Sam. Conqueror. Overcomer.

On the 15th May 2009, Samuel Christian made his way into this world...two month's premature and in severe respiratory distress. Within hours, Sam was diagnosed with Rubinstein-Taybi Syndrome - a very rare congenital disorder, of which little was known. The diagnosis together with the immediate challenges Sam faced to thrive became our core focus and it was with joy and thankfulness that we eventually brought Sam home, after nine weeks in the NICU.

As time pressed on, it became obvious that Sam's development was falling behind that of his RTS peers. Shortly before his 5th birthday Sam underwent a brain scan and it was confirmed by a paediatric neurologist that in addition to Rubinstein-Taybi Syndrome, Sam also has Cerebral Palsy related to his premature birth, as well as Autism.

This blog chronicles our journey through these challenges...
SAMUEL - COMPLETE IN GOD
Our world has crashed, been blown apart.
This can't be happening....why us? Why now?
Your fragile life shaken before it could barely start,
How do we get through this...please, Lord, tell us how?

Drowning in our sorrow, waiting for answers that just don't come.
Our baby "special needs"? It simply can't be true!
The heartache overwhelms us, we're left feeling cold and numb.
The diagnosis tells us little - these children are so few.

But then we finallyget to touch you, to see your precious face
And all the heartache and questions fade, replaced with love and pride.
It's obvious from the very start you're showered in God's grace,
And with His love and guidance, we'll take this challenge in stride.

When once we couldn't pronounce it, Rubinstein-Taybi's become our norm.
When once the future seemed dark, we now welcome the journey as having an RTS angel brings lessons in unexpected form.

Our world has crashed, been blown apart!
This IS happening....to us.....right now!
We've been blessed with a gift, so precious from the very start. How do we get through this? Here's how.....
By believing in a God, so merciful and great,
By trusting that He's right beside us as we journey through the narrow gate.

[ASSIGNMENT 1] In the text about Sam, how long did Sam spend in the NICU before being brought home?
[ASSIGNMENT 2] Pick up the text about Sam after its last line and keep it going.
The rows aren't needed for anything here.

[GIVEN INFORMATION]
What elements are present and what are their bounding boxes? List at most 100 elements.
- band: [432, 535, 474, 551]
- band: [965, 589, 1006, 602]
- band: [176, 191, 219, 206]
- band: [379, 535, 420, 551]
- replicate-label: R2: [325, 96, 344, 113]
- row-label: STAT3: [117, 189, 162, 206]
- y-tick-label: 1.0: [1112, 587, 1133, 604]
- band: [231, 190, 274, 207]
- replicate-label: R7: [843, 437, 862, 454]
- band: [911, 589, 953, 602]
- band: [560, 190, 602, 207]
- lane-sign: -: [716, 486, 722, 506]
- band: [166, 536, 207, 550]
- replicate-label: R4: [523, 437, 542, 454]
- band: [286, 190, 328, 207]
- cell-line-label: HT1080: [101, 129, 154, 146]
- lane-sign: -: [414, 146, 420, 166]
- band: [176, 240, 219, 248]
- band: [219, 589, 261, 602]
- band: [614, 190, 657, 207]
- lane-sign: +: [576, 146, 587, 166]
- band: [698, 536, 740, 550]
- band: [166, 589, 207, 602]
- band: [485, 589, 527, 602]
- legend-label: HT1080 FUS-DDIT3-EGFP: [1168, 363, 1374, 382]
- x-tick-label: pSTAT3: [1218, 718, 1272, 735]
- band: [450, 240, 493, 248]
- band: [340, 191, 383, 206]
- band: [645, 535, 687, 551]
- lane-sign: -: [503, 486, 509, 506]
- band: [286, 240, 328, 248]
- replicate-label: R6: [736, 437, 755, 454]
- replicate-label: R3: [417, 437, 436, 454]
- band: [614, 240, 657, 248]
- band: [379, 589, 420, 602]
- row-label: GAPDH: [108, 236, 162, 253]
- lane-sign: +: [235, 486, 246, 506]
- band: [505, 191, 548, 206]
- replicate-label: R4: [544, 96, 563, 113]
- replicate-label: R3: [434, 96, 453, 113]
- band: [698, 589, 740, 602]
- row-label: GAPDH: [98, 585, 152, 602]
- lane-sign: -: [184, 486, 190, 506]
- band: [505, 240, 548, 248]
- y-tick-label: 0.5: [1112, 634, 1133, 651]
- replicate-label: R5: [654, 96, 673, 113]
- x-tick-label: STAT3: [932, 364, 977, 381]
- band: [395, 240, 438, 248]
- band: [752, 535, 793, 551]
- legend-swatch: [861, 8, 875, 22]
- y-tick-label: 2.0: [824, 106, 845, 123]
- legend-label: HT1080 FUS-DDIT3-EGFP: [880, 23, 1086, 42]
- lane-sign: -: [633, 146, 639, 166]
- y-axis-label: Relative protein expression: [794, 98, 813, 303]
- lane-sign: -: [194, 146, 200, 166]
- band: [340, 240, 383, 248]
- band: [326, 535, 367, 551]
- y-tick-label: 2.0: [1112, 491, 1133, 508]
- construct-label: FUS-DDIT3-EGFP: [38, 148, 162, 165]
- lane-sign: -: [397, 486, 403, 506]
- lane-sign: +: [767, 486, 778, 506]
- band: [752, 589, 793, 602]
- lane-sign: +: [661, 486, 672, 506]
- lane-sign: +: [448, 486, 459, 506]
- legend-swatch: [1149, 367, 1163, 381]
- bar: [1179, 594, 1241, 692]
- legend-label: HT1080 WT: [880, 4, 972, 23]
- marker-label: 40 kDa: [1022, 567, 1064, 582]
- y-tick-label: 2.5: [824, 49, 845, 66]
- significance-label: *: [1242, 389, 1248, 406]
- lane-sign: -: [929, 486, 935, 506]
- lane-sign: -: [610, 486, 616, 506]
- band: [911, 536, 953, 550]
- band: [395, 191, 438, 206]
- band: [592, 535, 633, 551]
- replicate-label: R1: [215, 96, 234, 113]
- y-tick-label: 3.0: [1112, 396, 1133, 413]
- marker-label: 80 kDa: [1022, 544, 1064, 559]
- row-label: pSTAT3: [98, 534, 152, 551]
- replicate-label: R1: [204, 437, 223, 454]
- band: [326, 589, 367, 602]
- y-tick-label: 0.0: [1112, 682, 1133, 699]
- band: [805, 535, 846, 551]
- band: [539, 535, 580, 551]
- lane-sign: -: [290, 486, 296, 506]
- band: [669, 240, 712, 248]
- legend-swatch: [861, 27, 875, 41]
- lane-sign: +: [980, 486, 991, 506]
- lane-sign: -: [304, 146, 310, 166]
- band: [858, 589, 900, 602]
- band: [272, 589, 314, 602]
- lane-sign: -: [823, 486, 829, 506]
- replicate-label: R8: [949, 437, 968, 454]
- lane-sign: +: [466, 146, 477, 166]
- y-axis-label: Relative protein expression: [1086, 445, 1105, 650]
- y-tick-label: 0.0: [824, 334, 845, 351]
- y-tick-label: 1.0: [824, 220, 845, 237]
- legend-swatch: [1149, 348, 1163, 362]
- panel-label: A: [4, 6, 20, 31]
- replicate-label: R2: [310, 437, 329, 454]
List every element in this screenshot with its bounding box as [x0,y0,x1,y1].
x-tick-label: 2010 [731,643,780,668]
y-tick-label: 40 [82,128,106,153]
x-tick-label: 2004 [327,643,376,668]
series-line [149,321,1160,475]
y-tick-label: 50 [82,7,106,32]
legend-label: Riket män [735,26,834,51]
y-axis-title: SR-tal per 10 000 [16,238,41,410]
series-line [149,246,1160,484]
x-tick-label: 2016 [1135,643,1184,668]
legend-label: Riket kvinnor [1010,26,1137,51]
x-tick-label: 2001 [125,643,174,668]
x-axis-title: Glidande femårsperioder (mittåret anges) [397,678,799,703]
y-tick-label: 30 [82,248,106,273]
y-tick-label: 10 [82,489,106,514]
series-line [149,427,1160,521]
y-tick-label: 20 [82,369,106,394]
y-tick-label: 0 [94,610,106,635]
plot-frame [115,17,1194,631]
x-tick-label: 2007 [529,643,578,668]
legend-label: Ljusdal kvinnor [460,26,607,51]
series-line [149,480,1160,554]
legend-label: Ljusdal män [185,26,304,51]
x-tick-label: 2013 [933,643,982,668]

[EXPECTED ANSWER 1] Nine weeks.

[EXPECTED ANSWER 2]
By believing His love for us is not determined by a human frame,
By trusting that we draw Him near by merely calling His name. This precious baby we asked God for,
Prayed he'd be perfect and complete.
And, as Samuel means "God hears", He's laid His answer at our feet.

(Nicky de Beer : 27/05/2010)

Friday, April 27, 2012

The Smurfy Swagger...this is how I roll!

With my third birthday just around the corner, I know that Mom and Dad often feel a little sad about me not walking yet.  Gosh, I even feel sad sometimes. I love being able to get around on my own but sometimes I need one or both of my hands while I'm crawling...which is why I've pretty much mastered my version of "walking".  It's definitely not as smurfy as walking on my feet would be but right now that's just way too scary for me. I know that, if I fall, I only have 80cm between my head and the ground...but to me it may as well be 8 metres. And I also know that, if I fall, I might only cry for a few minutes after getting a bump on the head...but to me the pain feels more like a blow from a sledgehammer...so I'll probably cry a little longer (and perhaps even share a little regurgitated Pedisure). Even though there's lots of space between the different pieces of furniture in our home, to me if feels like I'm trying to out maneuver closing-in tables and chairs, which tables and chairs appear as huge as towering skyscrapers instead of being barely taller than my own head.

I definitely feel safer on my knees for now...and I heard Mom checking with Heidi if it was okay for me to move around like this and Heidi said it was really quite alright...that even though I am only on my knees, I still need to balance and there's still some rotation and shoulder-hip-dislocating happening...or was that dissociation...definitely something with a "dis"! And it does make for easier carrying of items which need to be thrown on the kitchen floor for noisemaking purposes...and much better aiming too.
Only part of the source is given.